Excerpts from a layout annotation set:
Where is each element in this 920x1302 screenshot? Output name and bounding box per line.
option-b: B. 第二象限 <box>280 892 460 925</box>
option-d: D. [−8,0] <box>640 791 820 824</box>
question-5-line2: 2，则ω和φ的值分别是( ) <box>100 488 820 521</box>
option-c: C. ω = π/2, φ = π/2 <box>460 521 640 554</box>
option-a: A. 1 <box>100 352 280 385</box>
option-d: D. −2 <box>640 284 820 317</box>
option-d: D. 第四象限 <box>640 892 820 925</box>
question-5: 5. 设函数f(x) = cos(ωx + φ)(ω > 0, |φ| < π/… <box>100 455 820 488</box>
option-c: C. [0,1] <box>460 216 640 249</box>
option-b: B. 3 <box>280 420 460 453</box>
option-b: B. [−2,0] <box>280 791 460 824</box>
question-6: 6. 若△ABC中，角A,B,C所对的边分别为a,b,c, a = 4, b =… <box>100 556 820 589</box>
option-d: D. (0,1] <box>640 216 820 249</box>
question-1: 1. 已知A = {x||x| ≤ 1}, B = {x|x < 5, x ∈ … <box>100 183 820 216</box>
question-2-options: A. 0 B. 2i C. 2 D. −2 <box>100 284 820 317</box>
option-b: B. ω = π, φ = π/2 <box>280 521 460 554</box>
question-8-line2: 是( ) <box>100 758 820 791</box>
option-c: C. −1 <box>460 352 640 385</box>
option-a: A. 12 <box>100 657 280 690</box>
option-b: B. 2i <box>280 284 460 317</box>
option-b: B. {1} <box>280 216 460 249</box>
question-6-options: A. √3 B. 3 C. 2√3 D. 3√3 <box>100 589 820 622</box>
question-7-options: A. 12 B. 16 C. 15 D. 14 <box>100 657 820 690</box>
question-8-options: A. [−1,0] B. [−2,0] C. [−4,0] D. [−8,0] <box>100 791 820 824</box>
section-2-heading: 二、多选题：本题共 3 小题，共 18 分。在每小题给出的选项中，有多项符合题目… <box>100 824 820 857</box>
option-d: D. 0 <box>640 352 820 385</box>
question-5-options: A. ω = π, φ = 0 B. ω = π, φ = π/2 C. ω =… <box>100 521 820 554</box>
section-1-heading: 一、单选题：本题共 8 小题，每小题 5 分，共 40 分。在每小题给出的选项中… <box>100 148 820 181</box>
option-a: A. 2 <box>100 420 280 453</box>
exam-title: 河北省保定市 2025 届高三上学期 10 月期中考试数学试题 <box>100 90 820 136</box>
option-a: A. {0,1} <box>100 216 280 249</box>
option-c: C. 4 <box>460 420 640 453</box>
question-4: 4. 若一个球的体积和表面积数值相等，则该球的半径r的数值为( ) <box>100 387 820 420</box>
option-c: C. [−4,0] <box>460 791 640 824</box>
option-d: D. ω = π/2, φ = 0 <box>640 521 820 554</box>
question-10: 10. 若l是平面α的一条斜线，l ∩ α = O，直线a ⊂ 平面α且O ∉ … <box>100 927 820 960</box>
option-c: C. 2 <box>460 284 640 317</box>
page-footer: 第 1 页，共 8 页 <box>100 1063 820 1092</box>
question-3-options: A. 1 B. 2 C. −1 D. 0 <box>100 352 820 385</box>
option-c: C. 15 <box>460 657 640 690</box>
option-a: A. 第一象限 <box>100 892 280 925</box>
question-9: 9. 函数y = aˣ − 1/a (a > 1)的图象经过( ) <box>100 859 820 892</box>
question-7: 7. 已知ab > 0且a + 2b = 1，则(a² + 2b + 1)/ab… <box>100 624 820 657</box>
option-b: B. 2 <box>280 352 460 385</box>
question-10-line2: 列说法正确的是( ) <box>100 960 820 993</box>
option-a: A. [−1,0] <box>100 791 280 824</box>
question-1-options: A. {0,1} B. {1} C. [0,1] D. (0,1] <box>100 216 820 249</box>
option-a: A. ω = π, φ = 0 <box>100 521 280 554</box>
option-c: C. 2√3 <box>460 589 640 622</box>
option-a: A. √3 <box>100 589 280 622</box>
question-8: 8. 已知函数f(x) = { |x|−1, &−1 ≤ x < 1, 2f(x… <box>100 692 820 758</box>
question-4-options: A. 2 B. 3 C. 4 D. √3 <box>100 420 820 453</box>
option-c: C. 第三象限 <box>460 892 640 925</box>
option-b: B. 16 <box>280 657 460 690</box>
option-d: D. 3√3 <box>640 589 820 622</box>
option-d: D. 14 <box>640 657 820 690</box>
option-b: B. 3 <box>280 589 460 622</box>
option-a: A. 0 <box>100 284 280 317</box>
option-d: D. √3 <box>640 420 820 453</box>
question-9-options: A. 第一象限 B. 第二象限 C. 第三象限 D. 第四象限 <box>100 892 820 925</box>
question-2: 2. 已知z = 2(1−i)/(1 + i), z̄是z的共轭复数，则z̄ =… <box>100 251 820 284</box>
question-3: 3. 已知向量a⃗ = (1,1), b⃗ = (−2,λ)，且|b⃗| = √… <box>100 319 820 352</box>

> **Description of the task**
Update the records above by replacing every occurrence of "option-d" with "choice-d", and keep all other text the same.

> **Exercise response**
Where is each element in this 920x1302 screenshot? Output name and bounding box per line.
option-b: B. 第二象限 <box>280 892 460 925</box>
choice-d: D. [−8,0] <box>640 791 820 824</box>
question-5-line2: 2，则ω和φ的值分别是( ) <box>100 488 820 521</box>
option-c: C. ω = π/2, φ = π/2 <box>460 521 640 554</box>
option-a: A. 1 <box>100 352 280 385</box>
choice-d: D. −2 <box>640 284 820 317</box>
choice-d: D. 第四象限 <box>640 892 820 925</box>
question-5: 5. 设函数f(x) = cos(ωx + φ)(ω > 0, |φ| < π/… <box>100 455 820 488</box>
option-c: C. [0,1] <box>460 216 640 249</box>
option-b: B. 3 <box>280 420 460 453</box>
option-b: B. [−2,0] <box>280 791 460 824</box>
question-6: 6. 若△ABC中，角A,B,C所对的边分别为a,b,c, a = 4, b =… <box>100 556 820 589</box>
choice-d: D. (0,1] <box>640 216 820 249</box>
question-1: 1. 已知A = {x||x| ≤ 1}, B = {x|x < 5, x ∈ … <box>100 183 820 216</box>
question-2-options: A. 0 B. 2i C. 2 D. −2 <box>100 284 820 317</box>
option-b: B. ω = π, φ = π/2 <box>280 521 460 554</box>
question-8-line2: 是( ) <box>100 758 820 791</box>
option-c: C. −1 <box>460 352 640 385</box>
option-a: A. 12 <box>100 657 280 690</box>
option-b: B. 2i <box>280 284 460 317</box>
option-b: B. {1} <box>280 216 460 249</box>
question-6-options: A. √3 B. 3 C. 2√3 D. 3√3 <box>100 589 820 622</box>
question-7-options: A. 12 B. 16 C. 15 D. 14 <box>100 657 820 690</box>
question-8-options: A. [−1,0] B. [−2,0] C. [−4,0] D. [−8,0] <box>100 791 820 824</box>
section-2-heading: 二、多选题：本题共 3 小题，共 18 分。在每小题给出的选项中，有多项符合题目… <box>100 824 820 857</box>
choice-d: D. 0 <box>640 352 820 385</box>
question-5-options: A. ω = π, φ = 0 B. ω = π, φ = π/2 C. ω =… <box>100 521 820 554</box>
section-1-heading: 一、单选题：本题共 8 小题，每小题 5 分，共 40 分。在每小题给出的选项中… <box>100 148 820 181</box>
option-a: A. 2 <box>100 420 280 453</box>
exam-title: 河北省保定市 2025 届高三上学期 10 月期中考试数学试题 <box>100 90 820 136</box>
option-a: A. {0,1} <box>100 216 280 249</box>
option-c: C. 4 <box>460 420 640 453</box>
question-4: 4. 若一个球的体积和表面积数值相等，则该球的半径r的数值为( ) <box>100 387 820 420</box>
option-c: C. [−4,0] <box>460 791 640 824</box>
choice-d: D. ω = π/2, φ = 0 <box>640 521 820 554</box>
question-10: 10. 若l是平面α的一条斜线，l ∩ α = O，直线a ⊂ 平面α且O ∉ … <box>100 927 820 960</box>
option-c: C. 2 <box>460 284 640 317</box>
page-footer: 第 1 页，共 8 页 <box>100 1063 820 1092</box>
question-3-options: A. 1 B. 2 C. −1 D. 0 <box>100 352 820 385</box>
option-c: C. 15 <box>460 657 640 690</box>
option-a: A. 第一象限 <box>100 892 280 925</box>
question-9: 9. 函数y = aˣ − 1/a (a > 1)的图象经过( ) <box>100 859 820 892</box>
question-7: 7. 已知ab > 0且a + 2b = 1，则(a² + 2b + 1)/ab… <box>100 624 820 657</box>
option-b: B. 2 <box>280 352 460 385</box>
question-10-line2: 列说法正确的是( ) <box>100 960 820 993</box>
option-a: A. [−1,0] <box>100 791 280 824</box>
question-1-options: A. {0,1} B. {1} C. [0,1] D. (0,1] <box>100 216 820 249</box>
option-a: A. ω = π, φ = 0 <box>100 521 280 554</box>
option-c: C. 2√3 <box>460 589 640 622</box>
option-a: A. √3 <box>100 589 280 622</box>
question-8: 8. 已知函数f(x) = { |x|−1, &−1 ≤ x < 1, 2f(x… <box>100 692 820 758</box>
question-4-options: A. 2 B. 3 C. 4 D. √3 <box>100 420 820 453</box>
option-c: C. 第三象限 <box>460 892 640 925</box>
option-b: B. 16 <box>280 657 460 690</box>
choice-d: D. 3√3 <box>640 589 820 622</box>
choice-d: D. 14 <box>640 657 820 690</box>
option-b: B. 3 <box>280 589 460 622</box>
option-a: A. 0 <box>100 284 280 317</box>
choice-d: D. √3 <box>640 420 820 453</box>
question-9-options: A. 第一象限 B. 第二象限 C. 第三象限 D. 第四象限 <box>100 892 820 925</box>
question-2: 2. 已知z = 2(1−i)/(1 + i), z̄是z的共轭复数，则z̄ =… <box>100 251 820 284</box>
question-3: 3. 已知向量a⃗ = (1,1), b⃗ = (−2,λ)，且|b⃗| = √… <box>100 319 820 352</box>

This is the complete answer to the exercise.